## Task details
From the entries below, list each line with "Thursday".

## Given information

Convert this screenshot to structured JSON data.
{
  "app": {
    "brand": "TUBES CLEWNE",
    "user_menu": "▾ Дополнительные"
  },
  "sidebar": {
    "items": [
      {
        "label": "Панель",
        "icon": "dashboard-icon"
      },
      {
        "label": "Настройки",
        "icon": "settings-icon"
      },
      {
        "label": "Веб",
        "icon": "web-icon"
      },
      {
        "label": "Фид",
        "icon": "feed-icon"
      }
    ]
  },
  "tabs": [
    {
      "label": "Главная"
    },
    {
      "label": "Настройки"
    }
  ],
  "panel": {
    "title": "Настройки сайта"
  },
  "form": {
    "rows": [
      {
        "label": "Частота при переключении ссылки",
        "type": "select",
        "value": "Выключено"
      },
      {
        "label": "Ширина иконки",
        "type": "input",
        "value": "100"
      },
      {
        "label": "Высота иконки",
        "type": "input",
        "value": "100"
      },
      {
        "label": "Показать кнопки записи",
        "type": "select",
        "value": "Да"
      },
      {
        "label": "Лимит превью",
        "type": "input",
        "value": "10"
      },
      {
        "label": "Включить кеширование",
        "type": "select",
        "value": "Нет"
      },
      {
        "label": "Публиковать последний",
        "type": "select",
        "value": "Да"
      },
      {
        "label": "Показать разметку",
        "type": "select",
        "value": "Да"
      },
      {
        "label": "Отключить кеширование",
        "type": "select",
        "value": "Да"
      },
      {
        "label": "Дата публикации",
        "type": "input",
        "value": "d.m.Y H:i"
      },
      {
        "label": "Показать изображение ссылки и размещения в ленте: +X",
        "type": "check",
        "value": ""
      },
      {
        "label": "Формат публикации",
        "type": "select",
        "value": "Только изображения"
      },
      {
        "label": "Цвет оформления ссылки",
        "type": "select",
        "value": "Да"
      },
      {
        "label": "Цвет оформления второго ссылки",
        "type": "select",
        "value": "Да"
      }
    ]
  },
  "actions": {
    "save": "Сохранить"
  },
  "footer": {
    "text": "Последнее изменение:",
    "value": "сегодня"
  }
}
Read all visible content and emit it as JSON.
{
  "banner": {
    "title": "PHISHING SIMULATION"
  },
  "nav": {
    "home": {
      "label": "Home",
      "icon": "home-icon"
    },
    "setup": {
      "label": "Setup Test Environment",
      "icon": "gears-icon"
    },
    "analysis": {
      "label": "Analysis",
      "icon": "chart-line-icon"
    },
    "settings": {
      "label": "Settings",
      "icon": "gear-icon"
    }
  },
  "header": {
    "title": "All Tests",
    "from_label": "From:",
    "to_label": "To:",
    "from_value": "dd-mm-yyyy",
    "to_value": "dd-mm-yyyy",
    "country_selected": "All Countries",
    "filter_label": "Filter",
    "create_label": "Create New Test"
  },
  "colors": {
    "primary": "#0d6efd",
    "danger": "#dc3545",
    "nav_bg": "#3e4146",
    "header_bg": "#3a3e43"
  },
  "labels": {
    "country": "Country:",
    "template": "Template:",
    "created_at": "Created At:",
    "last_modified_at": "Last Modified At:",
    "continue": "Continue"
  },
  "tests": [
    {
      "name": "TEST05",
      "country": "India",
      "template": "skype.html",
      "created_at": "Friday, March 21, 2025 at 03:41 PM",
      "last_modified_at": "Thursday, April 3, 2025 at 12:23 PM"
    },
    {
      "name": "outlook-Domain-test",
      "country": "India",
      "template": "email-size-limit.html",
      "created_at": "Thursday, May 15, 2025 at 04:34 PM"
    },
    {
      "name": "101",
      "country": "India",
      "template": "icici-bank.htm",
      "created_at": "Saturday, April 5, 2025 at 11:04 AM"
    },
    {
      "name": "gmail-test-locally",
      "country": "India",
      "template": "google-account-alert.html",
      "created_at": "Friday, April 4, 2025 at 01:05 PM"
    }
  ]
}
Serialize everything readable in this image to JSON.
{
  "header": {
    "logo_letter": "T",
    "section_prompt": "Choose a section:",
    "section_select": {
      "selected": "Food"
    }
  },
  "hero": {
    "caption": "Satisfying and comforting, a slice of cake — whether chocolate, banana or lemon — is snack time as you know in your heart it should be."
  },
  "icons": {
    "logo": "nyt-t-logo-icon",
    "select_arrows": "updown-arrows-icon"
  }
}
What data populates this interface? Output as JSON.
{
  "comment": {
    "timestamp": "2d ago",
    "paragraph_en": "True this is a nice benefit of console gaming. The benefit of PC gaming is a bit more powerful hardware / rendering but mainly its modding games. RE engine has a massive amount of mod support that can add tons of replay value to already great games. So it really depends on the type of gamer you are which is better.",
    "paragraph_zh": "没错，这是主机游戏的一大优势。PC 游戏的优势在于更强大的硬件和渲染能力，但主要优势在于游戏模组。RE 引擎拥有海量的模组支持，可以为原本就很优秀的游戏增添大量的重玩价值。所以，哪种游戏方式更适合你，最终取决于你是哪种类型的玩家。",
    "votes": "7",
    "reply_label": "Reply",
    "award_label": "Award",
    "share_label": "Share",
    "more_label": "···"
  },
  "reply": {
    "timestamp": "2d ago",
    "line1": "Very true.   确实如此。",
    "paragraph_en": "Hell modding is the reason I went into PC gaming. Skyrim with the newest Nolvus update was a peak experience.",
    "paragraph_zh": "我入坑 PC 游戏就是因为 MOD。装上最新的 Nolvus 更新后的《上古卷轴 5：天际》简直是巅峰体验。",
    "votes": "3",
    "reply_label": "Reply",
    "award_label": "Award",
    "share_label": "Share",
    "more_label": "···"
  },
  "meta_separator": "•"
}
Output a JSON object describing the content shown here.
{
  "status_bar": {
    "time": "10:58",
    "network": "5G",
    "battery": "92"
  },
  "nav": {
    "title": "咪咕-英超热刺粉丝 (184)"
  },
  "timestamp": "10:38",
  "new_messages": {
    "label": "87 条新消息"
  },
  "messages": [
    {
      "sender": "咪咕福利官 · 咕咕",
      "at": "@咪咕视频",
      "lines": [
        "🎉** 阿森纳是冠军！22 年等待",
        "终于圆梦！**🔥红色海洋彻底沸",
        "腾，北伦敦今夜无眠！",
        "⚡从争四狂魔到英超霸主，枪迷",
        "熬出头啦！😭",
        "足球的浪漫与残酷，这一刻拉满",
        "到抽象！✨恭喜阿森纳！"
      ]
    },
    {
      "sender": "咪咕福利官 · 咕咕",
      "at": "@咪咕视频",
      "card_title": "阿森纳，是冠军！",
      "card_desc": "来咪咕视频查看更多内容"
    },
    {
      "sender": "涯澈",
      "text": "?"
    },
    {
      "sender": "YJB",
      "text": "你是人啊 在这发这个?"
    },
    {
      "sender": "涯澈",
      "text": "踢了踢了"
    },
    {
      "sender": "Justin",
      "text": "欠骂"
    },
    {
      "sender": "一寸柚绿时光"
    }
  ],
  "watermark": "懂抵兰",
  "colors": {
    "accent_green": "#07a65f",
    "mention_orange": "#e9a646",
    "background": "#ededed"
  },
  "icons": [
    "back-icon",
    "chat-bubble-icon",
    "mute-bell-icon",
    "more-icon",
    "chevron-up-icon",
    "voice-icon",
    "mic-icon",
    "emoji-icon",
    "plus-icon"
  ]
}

## Expected output
      "last_modified_at": "Thursday, April 3, 2025 at 12:23 PM"
      "created_at": "Thursday, May 15, 2025 at 04:34 PM"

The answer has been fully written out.